- What is needed -
Scan the data below for the string "rotatif". Copy every line where it appears.

Data entries
==========

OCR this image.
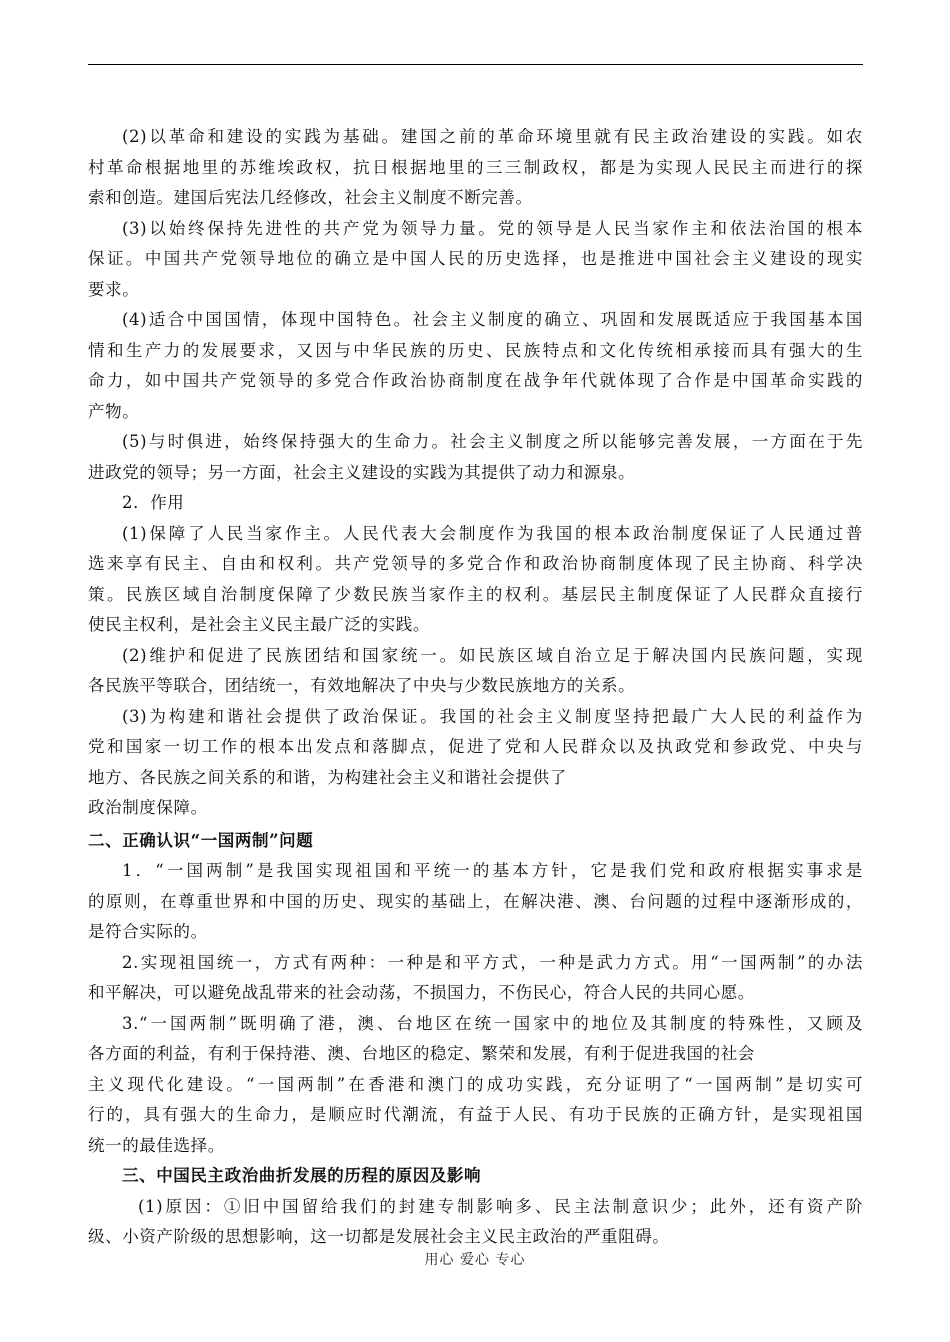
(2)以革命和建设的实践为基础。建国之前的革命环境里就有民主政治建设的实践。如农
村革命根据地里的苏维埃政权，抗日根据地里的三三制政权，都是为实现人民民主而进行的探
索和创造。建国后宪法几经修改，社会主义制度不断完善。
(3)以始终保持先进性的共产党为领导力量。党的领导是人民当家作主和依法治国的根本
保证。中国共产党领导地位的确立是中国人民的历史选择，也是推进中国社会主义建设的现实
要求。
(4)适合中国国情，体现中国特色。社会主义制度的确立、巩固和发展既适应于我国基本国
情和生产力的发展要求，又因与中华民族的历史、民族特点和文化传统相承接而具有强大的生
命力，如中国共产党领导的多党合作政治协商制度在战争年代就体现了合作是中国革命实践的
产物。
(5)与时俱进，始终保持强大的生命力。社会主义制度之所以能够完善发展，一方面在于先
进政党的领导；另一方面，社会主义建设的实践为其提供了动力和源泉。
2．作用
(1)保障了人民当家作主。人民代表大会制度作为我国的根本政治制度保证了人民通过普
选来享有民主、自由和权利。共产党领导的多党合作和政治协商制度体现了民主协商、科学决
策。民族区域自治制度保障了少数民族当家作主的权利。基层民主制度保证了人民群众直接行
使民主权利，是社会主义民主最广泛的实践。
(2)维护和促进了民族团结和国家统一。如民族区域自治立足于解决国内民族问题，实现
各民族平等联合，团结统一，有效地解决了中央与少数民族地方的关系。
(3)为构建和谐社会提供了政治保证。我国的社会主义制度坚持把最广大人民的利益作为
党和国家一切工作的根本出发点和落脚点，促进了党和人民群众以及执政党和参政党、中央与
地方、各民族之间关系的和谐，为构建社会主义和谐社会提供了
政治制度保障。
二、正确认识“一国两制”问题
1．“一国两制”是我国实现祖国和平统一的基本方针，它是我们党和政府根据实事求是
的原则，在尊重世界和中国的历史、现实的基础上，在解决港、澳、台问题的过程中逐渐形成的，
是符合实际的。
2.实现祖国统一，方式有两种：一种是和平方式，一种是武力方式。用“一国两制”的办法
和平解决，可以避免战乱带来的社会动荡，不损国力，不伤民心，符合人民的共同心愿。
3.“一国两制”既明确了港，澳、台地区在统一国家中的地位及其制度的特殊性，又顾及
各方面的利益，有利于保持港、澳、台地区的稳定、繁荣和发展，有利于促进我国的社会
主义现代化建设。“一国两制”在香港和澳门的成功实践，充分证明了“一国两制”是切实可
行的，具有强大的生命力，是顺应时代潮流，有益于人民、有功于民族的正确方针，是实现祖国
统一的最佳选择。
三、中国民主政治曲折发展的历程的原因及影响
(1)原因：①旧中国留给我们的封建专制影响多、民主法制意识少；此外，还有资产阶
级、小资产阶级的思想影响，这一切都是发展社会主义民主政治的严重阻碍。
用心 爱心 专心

==========

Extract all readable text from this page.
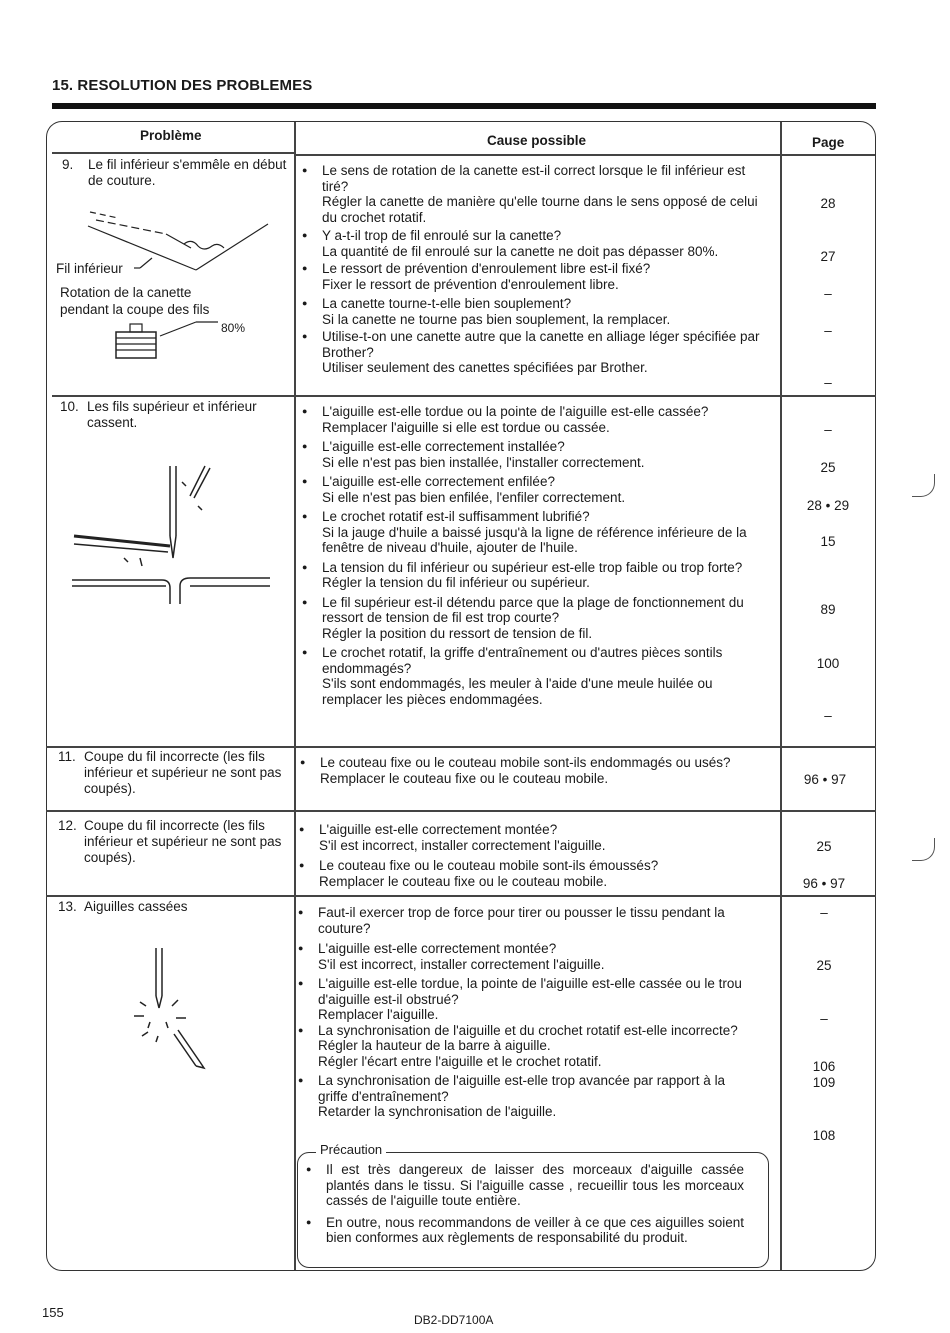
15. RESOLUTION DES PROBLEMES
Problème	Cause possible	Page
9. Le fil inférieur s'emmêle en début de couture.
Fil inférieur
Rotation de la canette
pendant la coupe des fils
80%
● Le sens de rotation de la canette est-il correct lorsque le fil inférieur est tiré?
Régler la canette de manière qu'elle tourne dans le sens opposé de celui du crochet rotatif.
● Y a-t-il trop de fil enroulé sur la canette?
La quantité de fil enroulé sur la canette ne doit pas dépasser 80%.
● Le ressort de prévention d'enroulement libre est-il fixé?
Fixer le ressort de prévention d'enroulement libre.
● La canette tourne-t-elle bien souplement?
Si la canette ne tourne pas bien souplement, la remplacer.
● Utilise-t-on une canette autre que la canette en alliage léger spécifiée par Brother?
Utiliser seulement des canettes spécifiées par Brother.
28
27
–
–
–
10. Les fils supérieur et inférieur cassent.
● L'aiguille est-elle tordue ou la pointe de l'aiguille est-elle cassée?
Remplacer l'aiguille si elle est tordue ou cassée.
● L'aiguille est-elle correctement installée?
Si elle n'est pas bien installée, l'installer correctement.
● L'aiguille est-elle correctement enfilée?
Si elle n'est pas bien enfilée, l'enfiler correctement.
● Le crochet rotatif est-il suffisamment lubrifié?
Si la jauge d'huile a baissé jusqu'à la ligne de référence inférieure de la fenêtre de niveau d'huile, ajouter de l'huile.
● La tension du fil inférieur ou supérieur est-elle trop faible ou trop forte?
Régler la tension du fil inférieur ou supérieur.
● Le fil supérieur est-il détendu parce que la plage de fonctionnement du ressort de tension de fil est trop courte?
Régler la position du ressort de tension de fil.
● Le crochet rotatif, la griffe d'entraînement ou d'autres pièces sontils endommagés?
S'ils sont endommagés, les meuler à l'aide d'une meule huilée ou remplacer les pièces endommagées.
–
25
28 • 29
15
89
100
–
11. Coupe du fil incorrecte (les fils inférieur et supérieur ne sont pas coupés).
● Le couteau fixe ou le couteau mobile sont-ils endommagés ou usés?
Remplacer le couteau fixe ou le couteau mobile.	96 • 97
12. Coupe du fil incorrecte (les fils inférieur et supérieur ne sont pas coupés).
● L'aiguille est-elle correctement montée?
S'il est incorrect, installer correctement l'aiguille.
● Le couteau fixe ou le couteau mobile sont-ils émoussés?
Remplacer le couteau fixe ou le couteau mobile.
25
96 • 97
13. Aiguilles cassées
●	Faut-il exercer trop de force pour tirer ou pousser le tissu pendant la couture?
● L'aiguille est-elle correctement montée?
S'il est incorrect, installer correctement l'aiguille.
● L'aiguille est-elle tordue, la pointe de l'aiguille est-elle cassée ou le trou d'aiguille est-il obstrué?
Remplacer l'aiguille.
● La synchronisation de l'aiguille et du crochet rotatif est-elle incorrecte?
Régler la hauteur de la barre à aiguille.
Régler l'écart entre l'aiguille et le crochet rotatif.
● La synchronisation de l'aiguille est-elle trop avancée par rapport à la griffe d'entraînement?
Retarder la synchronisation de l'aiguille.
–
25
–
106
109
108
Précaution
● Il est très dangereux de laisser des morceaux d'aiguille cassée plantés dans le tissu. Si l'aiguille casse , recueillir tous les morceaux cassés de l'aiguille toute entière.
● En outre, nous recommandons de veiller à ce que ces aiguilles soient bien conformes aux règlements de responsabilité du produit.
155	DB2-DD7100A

==========

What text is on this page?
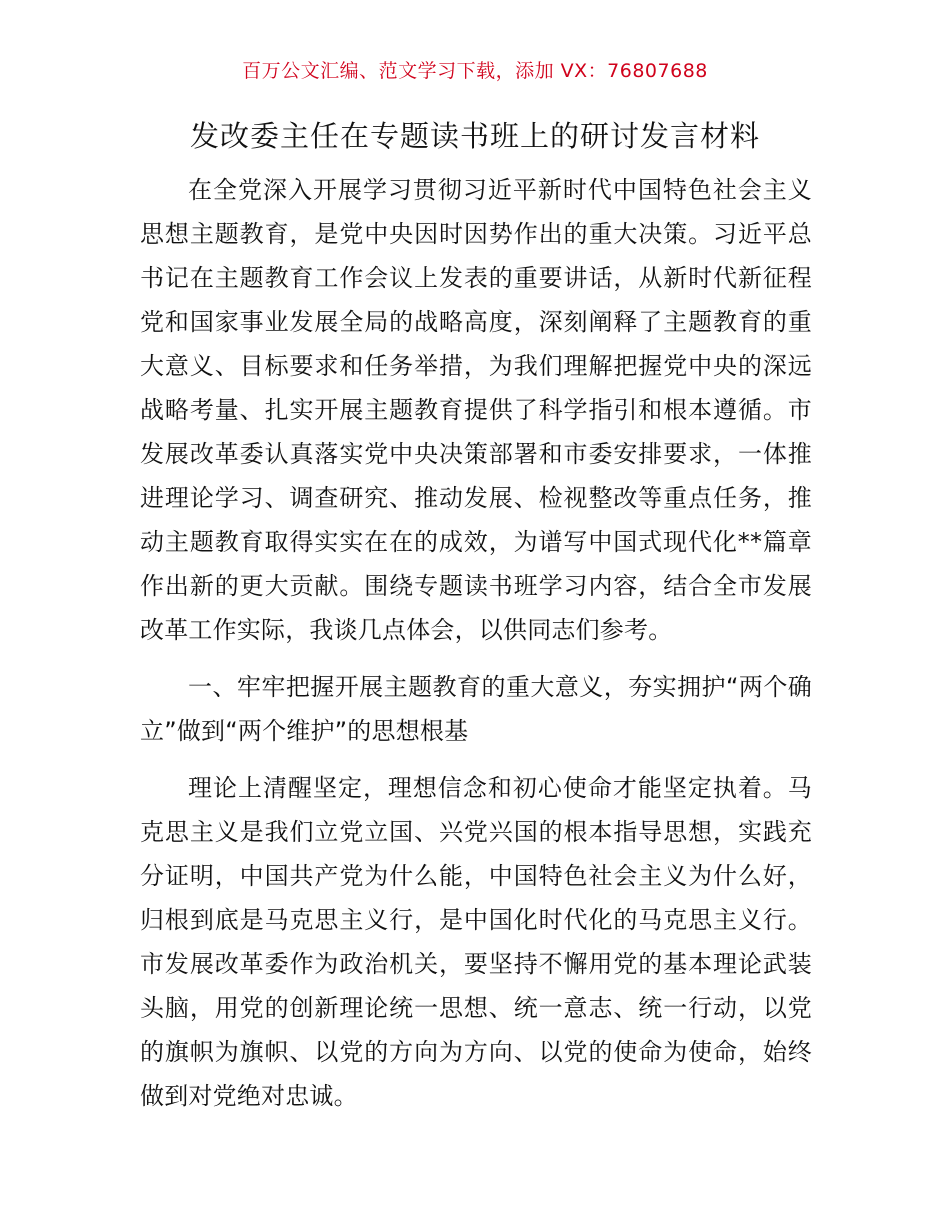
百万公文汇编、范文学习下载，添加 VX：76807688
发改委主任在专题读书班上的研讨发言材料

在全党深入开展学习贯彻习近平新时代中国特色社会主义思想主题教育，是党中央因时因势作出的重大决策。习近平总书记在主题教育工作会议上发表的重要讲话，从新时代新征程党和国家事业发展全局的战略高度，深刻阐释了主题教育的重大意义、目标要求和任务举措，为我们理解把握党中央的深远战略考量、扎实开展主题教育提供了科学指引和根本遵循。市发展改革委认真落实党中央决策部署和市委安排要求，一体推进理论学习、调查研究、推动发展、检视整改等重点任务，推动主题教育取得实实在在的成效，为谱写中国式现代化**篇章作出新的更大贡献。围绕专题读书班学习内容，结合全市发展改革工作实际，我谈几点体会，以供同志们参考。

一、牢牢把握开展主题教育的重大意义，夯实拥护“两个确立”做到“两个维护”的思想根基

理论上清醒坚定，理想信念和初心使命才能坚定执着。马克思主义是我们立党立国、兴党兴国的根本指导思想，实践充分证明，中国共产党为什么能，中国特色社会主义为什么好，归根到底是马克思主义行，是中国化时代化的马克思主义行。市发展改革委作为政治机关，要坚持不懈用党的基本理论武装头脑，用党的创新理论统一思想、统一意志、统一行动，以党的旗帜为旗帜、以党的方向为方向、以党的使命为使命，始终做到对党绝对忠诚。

==========

- Finished answer -
Régler la canette de manière qu'elle tourne dans le sens opposé de celui du crochet rotatif.
● Le crochet rotatif est-il suffisamment lubrifié?
● Le crochet rotatif, la griffe d'entraînement ou d'autres pièces sontils endommagés?
● La synchronisation de l'aiguille et du crochet rotatif est-elle incorrecte?
Régler l'écart entre l'aiguille et le crochet rotatif.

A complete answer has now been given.